» WHAT THE TASK ASKS
The exercise asks for every line of the data to be reproduced exactly.

» INPUT FOR THIS TASK
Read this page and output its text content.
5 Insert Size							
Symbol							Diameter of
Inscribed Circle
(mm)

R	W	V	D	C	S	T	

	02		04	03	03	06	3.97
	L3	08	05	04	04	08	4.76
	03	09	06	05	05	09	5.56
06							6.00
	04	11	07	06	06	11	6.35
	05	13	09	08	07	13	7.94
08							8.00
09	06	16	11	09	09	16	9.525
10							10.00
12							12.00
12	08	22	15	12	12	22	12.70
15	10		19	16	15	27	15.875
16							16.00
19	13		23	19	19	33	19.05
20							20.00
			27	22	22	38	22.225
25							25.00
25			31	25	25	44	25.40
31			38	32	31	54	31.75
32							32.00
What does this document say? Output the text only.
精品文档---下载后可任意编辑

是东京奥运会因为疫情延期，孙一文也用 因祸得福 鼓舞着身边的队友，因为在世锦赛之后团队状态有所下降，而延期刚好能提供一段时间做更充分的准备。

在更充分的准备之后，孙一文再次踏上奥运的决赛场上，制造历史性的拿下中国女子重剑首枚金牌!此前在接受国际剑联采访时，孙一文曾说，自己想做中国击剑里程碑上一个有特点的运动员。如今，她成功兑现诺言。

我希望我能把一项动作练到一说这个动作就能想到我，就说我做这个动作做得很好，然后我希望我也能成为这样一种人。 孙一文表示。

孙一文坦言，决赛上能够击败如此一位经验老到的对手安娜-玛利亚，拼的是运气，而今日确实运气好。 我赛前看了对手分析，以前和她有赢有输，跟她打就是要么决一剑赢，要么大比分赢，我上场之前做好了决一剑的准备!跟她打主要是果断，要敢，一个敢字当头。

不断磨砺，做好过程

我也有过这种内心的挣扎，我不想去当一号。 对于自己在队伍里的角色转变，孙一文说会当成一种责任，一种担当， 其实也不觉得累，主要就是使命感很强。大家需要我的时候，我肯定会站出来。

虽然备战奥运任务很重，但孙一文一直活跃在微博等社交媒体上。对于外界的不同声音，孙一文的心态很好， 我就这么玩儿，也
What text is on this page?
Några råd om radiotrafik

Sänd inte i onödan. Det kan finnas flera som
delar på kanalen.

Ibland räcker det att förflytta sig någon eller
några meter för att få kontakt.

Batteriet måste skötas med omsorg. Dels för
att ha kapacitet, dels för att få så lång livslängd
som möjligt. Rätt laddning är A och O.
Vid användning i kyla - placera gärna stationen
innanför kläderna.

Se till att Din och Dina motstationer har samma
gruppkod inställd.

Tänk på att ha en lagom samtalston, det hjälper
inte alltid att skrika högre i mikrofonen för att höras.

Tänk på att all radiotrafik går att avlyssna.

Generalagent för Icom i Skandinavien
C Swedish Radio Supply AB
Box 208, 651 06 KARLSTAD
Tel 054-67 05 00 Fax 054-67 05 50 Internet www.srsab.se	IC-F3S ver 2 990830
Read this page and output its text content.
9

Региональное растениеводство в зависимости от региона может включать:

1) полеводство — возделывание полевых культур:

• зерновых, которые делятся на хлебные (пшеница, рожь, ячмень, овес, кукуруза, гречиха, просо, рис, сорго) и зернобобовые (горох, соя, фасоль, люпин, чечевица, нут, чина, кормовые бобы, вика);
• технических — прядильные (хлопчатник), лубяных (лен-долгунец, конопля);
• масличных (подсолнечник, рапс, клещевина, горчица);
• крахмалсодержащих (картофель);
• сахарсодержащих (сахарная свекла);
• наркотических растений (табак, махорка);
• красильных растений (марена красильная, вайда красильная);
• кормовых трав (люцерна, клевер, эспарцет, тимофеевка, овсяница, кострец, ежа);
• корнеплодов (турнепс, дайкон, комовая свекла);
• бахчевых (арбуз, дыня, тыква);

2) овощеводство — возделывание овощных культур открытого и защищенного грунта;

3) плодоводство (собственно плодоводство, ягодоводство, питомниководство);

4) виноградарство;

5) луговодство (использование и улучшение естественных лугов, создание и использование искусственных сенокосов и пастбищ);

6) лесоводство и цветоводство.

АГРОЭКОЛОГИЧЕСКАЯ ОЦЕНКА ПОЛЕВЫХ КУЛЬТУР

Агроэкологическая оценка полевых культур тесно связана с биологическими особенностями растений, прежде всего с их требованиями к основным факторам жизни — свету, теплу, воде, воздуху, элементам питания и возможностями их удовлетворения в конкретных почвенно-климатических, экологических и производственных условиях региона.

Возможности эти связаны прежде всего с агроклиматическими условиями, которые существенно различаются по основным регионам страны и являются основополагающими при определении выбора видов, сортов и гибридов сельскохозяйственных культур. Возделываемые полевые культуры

» COMPLETE RESPONSE
Read this page and output its text content.
5 Insert Size							
Symbol							Diameter of
Inscribed Circle
(mm)

R	W	V	D	C	S	T	

	02		04	03	03	06	3.97
	L3	08	05	04	04	08	4.76
	03	09	06	05	05	09	5.56
06							6.00
	04	11	07	06	06	11	6.35
	05	13	09	08	07	13	7.94
08							8.00
09	06	16	11	09	09	16	9.525
10							10.00
12							12.00
12	08	22	15	12	12	22	12.70
15	10		19	16	15	27	15.875
16							16.00
19	13		23	19	19	33	19.05
20							20.00
			27	22	22	38	22.225
25							25.00
25			31	25	25	44	25.40
31			38	32	31	54	31.75
32							32.00
What does this document say? Output the text only.
精品文档---下载后可任意编辑

是东京奥运会因为疫情延期，孙一文也用 因祸得福 鼓舞着身边的队友，因为在世锦赛之后团队状态有所下降，而延期刚好能提供一段时间做更充分的准备。

在更充分的准备之后，孙一文再次踏上奥运的决赛场上，制造历史性的拿下中国女子重剑首枚金牌!此前在接受国际剑联采访时，孙一文曾说，自己想做中国击剑里程碑上一个有特点的运动员。如今，她成功兑现诺言。

我希望我能把一项动作练到一说这个动作就能想到我，就说我做这个动作做得很好，然后我希望我也能成为这样一种人。 孙一文表示。

孙一文坦言，决赛上能够击败如此一位经验老到的对手安娜-玛利亚，拼的是运气，而今日确实运气好。 我赛前看了对手分析，以前和她有赢有输，跟她打就是要么决一剑赢，要么大比分赢，我上场之前做好了决一剑的准备!跟她打主要是果断，要敢，一个敢字当头。

不断磨砺，做好过程

我也有过这种内心的挣扎，我不想去当一号。 对于自己在队伍里的角色转变，孙一文说会当成一种责任，一种担当， 其实也不觉得累，主要就是使命感很强。大家需要我的时候，我肯定会站出来。

虽然备战奥运任务很重，但孙一文一直活跃在微博等社交媒体上。对于外界的不同声音，孙一文的心态很好， 我就这么玩儿，也
What text is on this page?
Några råd om radiotrafik

Sänd inte i onödan. Det kan finnas flera som
delar på kanalen.

Ibland räcker det att förflytta sig någon eller
några meter för att få kontakt.

Batteriet måste skötas med omsorg. Dels för
att ha kapacitet, dels för att få så lång livslängd
som möjligt. Rätt laddning är A och O.
Vid användning i kyla - placera gärna stationen
innanför kläderna.

Se till att Din och Dina motstationer har samma
gruppkod inställd.

Tänk på att ha en lagom samtalston, det hjälper
inte alltid att skrika högre i mikrofonen för att höras.

Tänk på att all radiotrafik går att avlyssna.

Generalagent för Icom i Skandinavien
C Swedish Radio Supply AB
Box 208, 651 06 KARLSTAD
Tel 054-67 05 00 Fax 054-67 05 50 Internet www.srsab.se	IC-F3S ver 2 990830
Read this page and output its text content.
9

Региональное растениеводство в зависимости от региона может включать:

1) полеводство — возделывание полевых культур:

• зерновых, которые делятся на хлебные (пшеница, рожь, ячмень, овес, кукуруза, гречиха, просо, рис, сорго) и зернобобовые (горох, соя, фасоль, люпин, чечевица, нут, чина, кормовые бобы, вика);
• технических — прядильные (хлопчатник), лубяных (лен-долгунец, конопля);
• масличных (подсолнечник, рапс, клещевина, горчица);
• крахмалсодержащих (картофель);
• сахарсодержащих (сахарная свекла);
• наркотических растений (табак, махорка);
• красильных растений (марена красильная, вайда красильная);
• кормовых трав (люцерна, клевер, эспарцет, тимофеевка, овсяница, кострец, ежа);
• корнеплодов (турнепс, дайкон, комовая свекла);
• бахчевых (арбуз, дыня, тыква);

2) овощеводство — возделывание овощных культур открытого и защищенного грунта;

3) плодоводство (собственно плодоводство, ягодоводство, питомниководство);

4) виноградарство;

5) луговодство (использование и улучшение естественных лугов, создание и использование искусственных сенокосов и пастбищ);

6) лесоводство и цветоводство.

АГРОЭКОЛОГИЧЕСКАЯ ОЦЕНКА ПОЛЕВЫХ КУЛЬТУР

Агроэкологическая оценка полевых культур тесно связана с биологическими особенностями растений, прежде всего с их требованиями к основным факторам жизни — свету, теплу, воде, воздуху, элементам питания и возможностями их удовлетворения в конкретных почвенно-климатических, экологических и производственных условиях региона.

Возможности эти связаны прежде всего с агроклиматическими условиями, которые существенно различаются по основным регионам страны и являются основополагающими при определении выбора видов, сортов и гибридов сельскохозяйственных культур. Возделываемые полевые культуры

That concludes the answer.